* _WHAT TO PRODUCE_: Copy out the records in full, word for word, without pictures.

======== MATERIAL FOR THIS TASK

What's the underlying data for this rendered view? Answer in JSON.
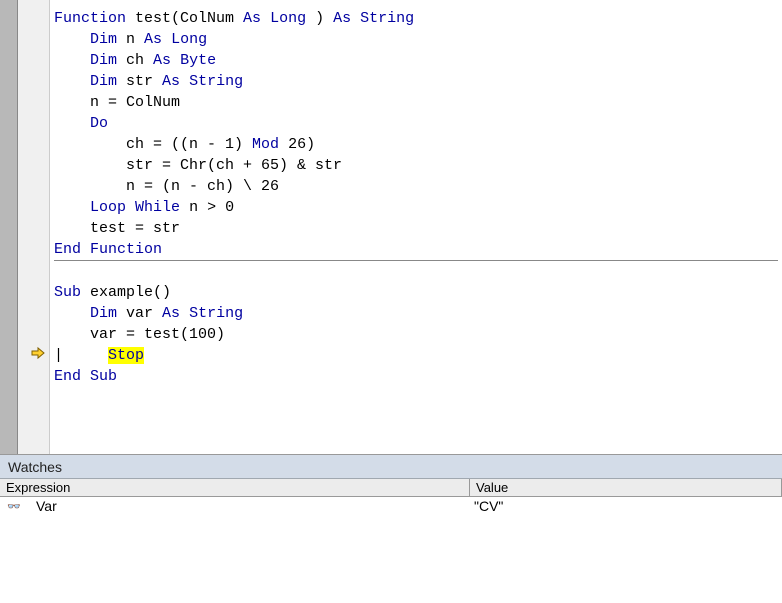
{
  "code": {
    "lines": [
      {
        "tokens": [
          [
            "kw",
            "Function"
          ],
          [
            "",
            " test(ColNum "
          ],
          [
            "kw",
            "As"
          ],
          [
            "",
            " "
          ],
          [
            "kw",
            "Long"
          ],
          [
            "",
            " ) "
          ],
          [
            "kw",
            "As"
          ],
          [
            "",
            " "
          ],
          [
            "kw",
            "String"
          ]
        ],
        "raw": "Function test(ColNum As Long) As String"
      },
      {
        "tokens": [
          [
            "",
            "    "
          ],
          [
            "kw",
            "Dim"
          ],
          [
            "",
            " n "
          ],
          [
            "kw",
            "As"
          ],
          [
            "",
            " "
          ],
          [
            "kw",
            "Long"
          ]
        ]
      },
      {
        "tokens": [
          [
            "",
            "    "
          ],
          [
            "kw",
            "Dim"
          ],
          [
            "",
            " ch "
          ],
          [
            "kw",
            "As"
          ],
          [
            "",
            " "
          ],
          [
            "kw",
            "Byte"
          ]
        ]
      },
      {
        "tokens": [
          [
            "",
            "    "
          ],
          [
            "kw",
            "Dim"
          ],
          [
            "",
            " str "
          ],
          [
            "kw",
            "As"
          ],
          [
            "",
            " "
          ],
          [
            "kw",
            "String"
          ]
        ]
      },
      {
        "tokens": [
          [
            "",
            ""
          ]
        ]
      },
      {
        "tokens": [
          [
            "",
            "    n = ColNum"
          ]
        ]
      },
      {
        "tokens": [
          [
            "",
            "    "
          ],
          [
            "kw",
            "Do"
          ]
        ]
      },
      {
        "tokens": [
          [
            "",
            "        ch = ((n - 1) "
          ],
          [
            "kw",
            "Mod"
          ],
          [
            "",
            " 26)"
          ]
        ]
      },
      {
        "tokens": [
          [
            "",
            "        str = Chr(ch + 65) & str"
          ]
        ]
      },
      {
        "tokens": [
          [
            "",
            "        n = (n - ch) \\ 26"
          ]
        ]
      },
      {
        "tokens": [
          [
            "",
            "    "
          ],
          [
            "kw",
            "Loop"
          ],
          [
            "",
            " "
          ],
          [
            "kw",
            "While"
          ],
          [
            "",
            " n > 0"
          ]
        ]
      },
      {
        "tokens": [
          [
            "",
            "    test = str"
          ]
        ]
      },
      {
        "tokens": [
          [
            "kw",
            "End"
          ],
          [
            "",
            " "
          ],
          [
            "kw",
            "Function"
          ]
        ]
      },
      {
        "divider": true
      },
      {
        "tokens": [
          [
            "kw",
            "Sub"
          ],
          [
            "",
            " example()"
          ]
        ]
      },
      {
        "tokens": [
          [
            "",
            "    "
          ],
          [
            "kw",
            "Dim"
          ],
          [
            "",
            " var "
          ],
          [
            "kw",
            "As"
          ],
          [
            "",
            " "
          ],
          [
            "kw",
            "String"
          ]
        ]
      },
      {
        "tokens": [
          [
            "",
            "    var = test(100)"
          ]
        ]
      },
      {
        "tokens": [
          [
            "",
            "    "
          ],
          [
            "hl-stop kw",
            "Stop"
          ]
        ],
        "current": true,
        "caret": true
      },
      {
        "tokens": [
          [
            "kw",
            "End"
          ],
          [
            "",
            " "
          ],
          [
            "kw",
            "Sub"
          ]
        ]
      }
    ]
  },
  "watches": {
    "title": "Watches",
    "columns": {
      "expression": "Expression",
      "value": "Value"
    },
    "rows": [
      {
        "icon": "👓",
        "expression": "Var",
        "value": "\"CV\""
      }
    ]
  }
}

================

* _SOLUTION TO THE PROBLEM_:
What's the underlying data for this rendered view? Answer in JSON.
{
  "code": {
    "lines": [
      {
        "tokens": [
          [
            "kw",
            "Function"
          ],
          [
            "",
            " test(ColNum "
          ],
          [
            "kw",
            "As"
          ],
          [
            "",
            " "
          ],
          [
            "kw",
            "Long"
          ],
          [
            "",
            " ) "
          ],
          [
            "kw",
            "As"
          ],
          [
            "",
            " "
          ],
          [
            "kw",
            "String"
          ]
        ],
        "raw": "Function test(ColNum As Long) As String"
      },
      {
        "tokens": [
          [
            "",
            "    "
          ],
          [
            "kw",
            "Dim"
          ],
          [
            "",
            " n "
          ],
          [
            "kw",
            "As"
          ],
          [
            "",
            " "
          ],
          [
            "kw",
            "Long"
          ]
        ]
      },
      {
        "tokens": [
          [
            "",
            "    "
          ],
          [
            "kw",
            "Dim"
          ],
          [
            "",
            " ch "
          ],
          [
            "kw",
            "As"
          ],
          [
            "",
            " "
          ],
          [
            "kw",
            "Byte"
          ]
        ]
      },
      {
        "tokens": [
          [
            "",
            "    "
          ],
          [
            "kw",
            "Dim"
          ],
          [
            "",
            " str "
          ],
          [
            "kw",
            "As"
          ],
          [
            "",
            " "
          ],
          [
            "kw",
            "String"
          ]
        ]
      },
      {
        "tokens": [
          [
            "",
            ""
          ]
        ]
      },
      {
        "tokens": [
          [
            "",
            "    n = ColNum"
          ]
        ]
      },
      {
        "tokens": [
          [
            "",
            "    "
          ],
          [
            "kw",
            "Do"
          ]
        ]
      },
      {
        "tokens": [
          [
            "",
            "        ch = ((n - 1) "
          ],
          [
            "kw",
            "Mod"
          ],
          [
            "",
            " 26)"
          ]
        ]
      },
      {
        "tokens": [
          [
            "",
            "        str = Chr(ch + 65) & str"
          ]
        ]
      },
      {
        "tokens": [
          [
            "",
            "        n = (n - ch) \\ 26"
          ]
        ]
      },
      {
        "tokens": [
          [
            "",
            "    "
          ],
          [
            "kw",
            "Loop"
          ],
          [
            "",
            " "
          ],
          [
            "kw",
            "While"
          ],
          [
            "",
            " n > 0"
          ]
        ]
      },
      {
        "tokens": [
          [
            "",
            "    test = str"
          ]
        ]
      },
      {
        "tokens": [
          [
            "kw",
            "End"
          ],
          [
            "",
            " "
          ],
          [
            "kw",
            "Function"
          ]
        ]
      },
      {
        "divider": true
      },
      {
        "tokens": [
          [
            "kw",
            "Sub"
          ],
          [
            "",
            " example()"
          ]
        ]
      },
      {
        "tokens": [
          [
            "",
            "    "
          ],
          [
            "kw",
            "Dim"
          ],
          [
            "",
            " var "
          ],
          [
            "kw",
            "As"
          ],
          [
            "",
            " "
          ],
          [
            "kw",
            "String"
          ]
        ]
      },
      {
        "tokens": [
          [
            "",
            "    var = test(100)"
          ]
        ]
      },
      {
        "tokens": [
          [
            "",
            "    "
          ],
          [
            "hl-stop kw",
            "Stop"
          ]
        ],
        "current": true,
        "caret": true
      },
      {
        "tokens": [
          [
            "kw",
            "End"
          ],
          [
            "",
            " "
          ],
          [
            "kw",
            "Sub"
          ]
        ]
      }
    ]
  },
  "watches": {
    "title": "Watches",
    "columns": {
      "expression": "Expression",
      "value": "Value"
    },
    "rows": [
      {
        "icon": "👓",
        "expression": "Var",
        "value": "\"CV\""
      }
    ]
  }
}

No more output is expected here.